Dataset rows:
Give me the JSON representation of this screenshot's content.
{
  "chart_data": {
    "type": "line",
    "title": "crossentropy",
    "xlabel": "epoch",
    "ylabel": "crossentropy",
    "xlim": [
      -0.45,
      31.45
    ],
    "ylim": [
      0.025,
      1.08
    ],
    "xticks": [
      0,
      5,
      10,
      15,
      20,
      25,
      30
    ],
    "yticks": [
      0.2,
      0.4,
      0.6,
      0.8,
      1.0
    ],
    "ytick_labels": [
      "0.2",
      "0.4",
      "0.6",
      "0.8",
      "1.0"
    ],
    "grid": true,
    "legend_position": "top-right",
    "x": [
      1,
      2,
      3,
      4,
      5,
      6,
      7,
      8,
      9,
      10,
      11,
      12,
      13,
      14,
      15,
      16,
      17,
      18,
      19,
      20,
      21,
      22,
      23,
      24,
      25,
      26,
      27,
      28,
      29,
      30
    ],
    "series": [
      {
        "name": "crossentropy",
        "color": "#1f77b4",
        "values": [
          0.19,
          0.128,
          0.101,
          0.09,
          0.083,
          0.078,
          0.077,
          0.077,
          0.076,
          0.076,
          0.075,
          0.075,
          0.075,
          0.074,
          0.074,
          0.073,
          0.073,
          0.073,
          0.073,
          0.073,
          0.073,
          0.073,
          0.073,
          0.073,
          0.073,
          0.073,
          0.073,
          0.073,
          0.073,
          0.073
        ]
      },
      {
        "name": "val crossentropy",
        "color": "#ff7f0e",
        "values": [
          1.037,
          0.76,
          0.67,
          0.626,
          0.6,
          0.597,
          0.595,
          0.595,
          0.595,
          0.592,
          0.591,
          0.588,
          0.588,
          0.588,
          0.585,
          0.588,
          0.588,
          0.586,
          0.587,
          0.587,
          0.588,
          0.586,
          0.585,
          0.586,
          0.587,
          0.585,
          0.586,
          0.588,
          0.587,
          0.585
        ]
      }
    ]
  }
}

#### Problem requirements
Restate the data above word for word, please.

#### Task result
Give me the JSON representation of this screenshot's content.
{
  "chart_data": {
    "type": "line",
    "title": "crossentropy",
    "xlabel": "epoch",
    "ylabel": "crossentropy",
    "xlim": [
      -0.45,
      31.45
    ],
    "ylim": [
      0.025,
      1.08
    ],
    "xticks": [
      0,
      5,
      10,
      15,
      20,
      25,
      30
    ],
    "yticks": [
      0.2,
      0.4,
      0.6,
      0.8,
      1.0
    ],
    "ytick_labels": [
      "0.2",
      "0.4",
      "0.6",
      "0.8",
      "1.0"
    ],
    "grid": true,
    "legend_position": "top-right",
    "x": [
      1,
      2,
      3,
      4,
      5,
      6,
      7,
      8,
      9,
      10,
      11,
      12,
      13,
      14,
      15,
      16,
      17,
      18,
      19,
      20,
      21,
      22,
      23,
      24,
      25,
      26,
      27,
      28,
      29,
      30
    ],
    "series": [
      {
        "name": "crossentropy",
        "color": "#1f77b4",
        "values": [
          0.19,
          0.128,
          0.101,
          0.09,
          0.083,
          0.078,
          0.077,
          0.077,
          0.076,
          0.076,
          0.075,
          0.075,
          0.075,
          0.074,
          0.074,
          0.073,
          0.073,
          0.073,
          0.073,
          0.073,
          0.073,
          0.073,
          0.073,
          0.073,
          0.073,
          0.073,
          0.073,
          0.073,
          0.073,
          0.073
        ]
      },
      {
        "name": "val crossentropy",
        "color": "#ff7f0e",
        "values": [
          1.037,
          0.76,
          0.67,
          0.626,
          0.6,
          0.597,
          0.595,
          0.595,
          0.595,
          0.592,
          0.591,
          0.588,
          0.588,
          0.588,
          0.585,
          0.588,
          0.588,
          0.586,
          0.587,
          0.587,
          0.588,
          0.586,
          0.585,
          0.586,
          0.587,
          0.585,
          0.586,
          0.588,
          0.587,
          0.585
        ]
      }
    ]
  }
}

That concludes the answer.